[Entries from a dataset]
[start]

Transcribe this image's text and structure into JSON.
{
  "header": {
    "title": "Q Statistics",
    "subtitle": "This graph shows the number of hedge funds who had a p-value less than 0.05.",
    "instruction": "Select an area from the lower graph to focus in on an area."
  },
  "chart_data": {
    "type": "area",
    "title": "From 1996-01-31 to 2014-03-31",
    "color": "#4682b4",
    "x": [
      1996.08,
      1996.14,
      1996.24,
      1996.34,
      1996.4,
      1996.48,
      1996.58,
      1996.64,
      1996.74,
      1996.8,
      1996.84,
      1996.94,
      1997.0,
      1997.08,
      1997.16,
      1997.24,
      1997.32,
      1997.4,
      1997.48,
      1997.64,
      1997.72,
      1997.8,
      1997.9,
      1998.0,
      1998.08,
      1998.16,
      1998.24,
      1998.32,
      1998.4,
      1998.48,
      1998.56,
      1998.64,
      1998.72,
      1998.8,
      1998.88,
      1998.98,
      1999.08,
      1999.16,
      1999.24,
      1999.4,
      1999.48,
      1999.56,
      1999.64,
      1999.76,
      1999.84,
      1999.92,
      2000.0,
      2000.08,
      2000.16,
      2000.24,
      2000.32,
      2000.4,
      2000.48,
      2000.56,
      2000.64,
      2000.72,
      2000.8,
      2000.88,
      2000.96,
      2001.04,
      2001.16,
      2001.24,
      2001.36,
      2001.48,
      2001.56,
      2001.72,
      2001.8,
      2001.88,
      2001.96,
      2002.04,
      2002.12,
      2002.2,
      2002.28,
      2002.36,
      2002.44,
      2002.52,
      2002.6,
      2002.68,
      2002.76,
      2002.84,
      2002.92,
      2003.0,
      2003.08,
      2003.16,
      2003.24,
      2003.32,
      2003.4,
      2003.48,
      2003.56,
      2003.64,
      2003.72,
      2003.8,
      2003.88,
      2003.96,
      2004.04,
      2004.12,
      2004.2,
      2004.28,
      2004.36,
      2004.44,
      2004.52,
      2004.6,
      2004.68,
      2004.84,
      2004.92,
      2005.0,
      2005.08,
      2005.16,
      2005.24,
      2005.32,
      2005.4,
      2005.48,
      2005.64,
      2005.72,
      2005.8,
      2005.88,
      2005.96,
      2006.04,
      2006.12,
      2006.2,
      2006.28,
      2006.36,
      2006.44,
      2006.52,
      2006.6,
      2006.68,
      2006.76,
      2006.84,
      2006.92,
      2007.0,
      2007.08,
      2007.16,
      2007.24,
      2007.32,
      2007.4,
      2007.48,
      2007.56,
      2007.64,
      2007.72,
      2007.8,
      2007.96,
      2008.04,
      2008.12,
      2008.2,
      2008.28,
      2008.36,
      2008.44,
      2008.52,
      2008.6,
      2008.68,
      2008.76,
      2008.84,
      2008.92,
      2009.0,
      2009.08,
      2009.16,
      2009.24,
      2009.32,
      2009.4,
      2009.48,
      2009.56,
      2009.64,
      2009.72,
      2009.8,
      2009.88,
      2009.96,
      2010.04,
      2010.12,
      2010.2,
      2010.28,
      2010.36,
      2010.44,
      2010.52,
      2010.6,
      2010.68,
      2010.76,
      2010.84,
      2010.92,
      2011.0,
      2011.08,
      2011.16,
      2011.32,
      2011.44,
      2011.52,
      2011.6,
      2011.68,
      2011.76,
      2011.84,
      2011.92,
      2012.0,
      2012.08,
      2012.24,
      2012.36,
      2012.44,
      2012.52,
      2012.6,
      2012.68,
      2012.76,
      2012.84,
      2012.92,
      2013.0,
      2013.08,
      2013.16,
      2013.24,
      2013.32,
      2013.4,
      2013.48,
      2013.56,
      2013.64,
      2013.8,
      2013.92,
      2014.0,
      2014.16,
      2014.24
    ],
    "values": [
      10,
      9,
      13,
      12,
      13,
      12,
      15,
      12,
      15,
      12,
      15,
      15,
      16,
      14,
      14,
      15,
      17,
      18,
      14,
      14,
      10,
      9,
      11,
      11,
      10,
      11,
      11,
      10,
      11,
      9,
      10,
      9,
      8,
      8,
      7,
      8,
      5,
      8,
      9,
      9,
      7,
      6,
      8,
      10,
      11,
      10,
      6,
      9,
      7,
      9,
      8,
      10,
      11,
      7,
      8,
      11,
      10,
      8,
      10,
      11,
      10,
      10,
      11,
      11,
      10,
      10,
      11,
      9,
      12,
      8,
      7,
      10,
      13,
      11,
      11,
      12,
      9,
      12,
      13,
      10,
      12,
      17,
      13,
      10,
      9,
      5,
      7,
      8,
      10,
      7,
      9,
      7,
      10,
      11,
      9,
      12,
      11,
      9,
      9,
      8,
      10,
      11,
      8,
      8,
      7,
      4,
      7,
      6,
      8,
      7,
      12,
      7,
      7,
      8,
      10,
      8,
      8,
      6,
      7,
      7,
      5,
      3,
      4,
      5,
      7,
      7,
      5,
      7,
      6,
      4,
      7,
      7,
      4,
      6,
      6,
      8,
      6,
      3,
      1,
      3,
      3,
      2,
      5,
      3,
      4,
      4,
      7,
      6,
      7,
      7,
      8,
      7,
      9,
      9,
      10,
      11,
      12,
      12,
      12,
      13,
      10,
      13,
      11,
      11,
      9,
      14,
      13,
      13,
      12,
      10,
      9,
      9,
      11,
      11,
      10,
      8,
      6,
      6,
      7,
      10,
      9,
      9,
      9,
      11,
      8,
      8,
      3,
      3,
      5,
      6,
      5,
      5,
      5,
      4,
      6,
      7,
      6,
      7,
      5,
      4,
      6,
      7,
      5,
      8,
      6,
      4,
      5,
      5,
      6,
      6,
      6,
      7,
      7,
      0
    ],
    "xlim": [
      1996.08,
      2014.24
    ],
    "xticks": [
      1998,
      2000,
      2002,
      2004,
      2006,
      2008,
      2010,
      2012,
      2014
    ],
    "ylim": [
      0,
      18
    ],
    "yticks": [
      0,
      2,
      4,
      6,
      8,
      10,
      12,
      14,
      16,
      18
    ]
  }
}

[end]

▶ DIRECTION
Collect, from the material above, every line containing the word "graph".

▶ RIGHT ANSWER
    "subtitle": "This graph shows the number of hedge funds who had a p-value less than 0.05.",
    "instruction": "Select an area from the lower graph to focus in on an area."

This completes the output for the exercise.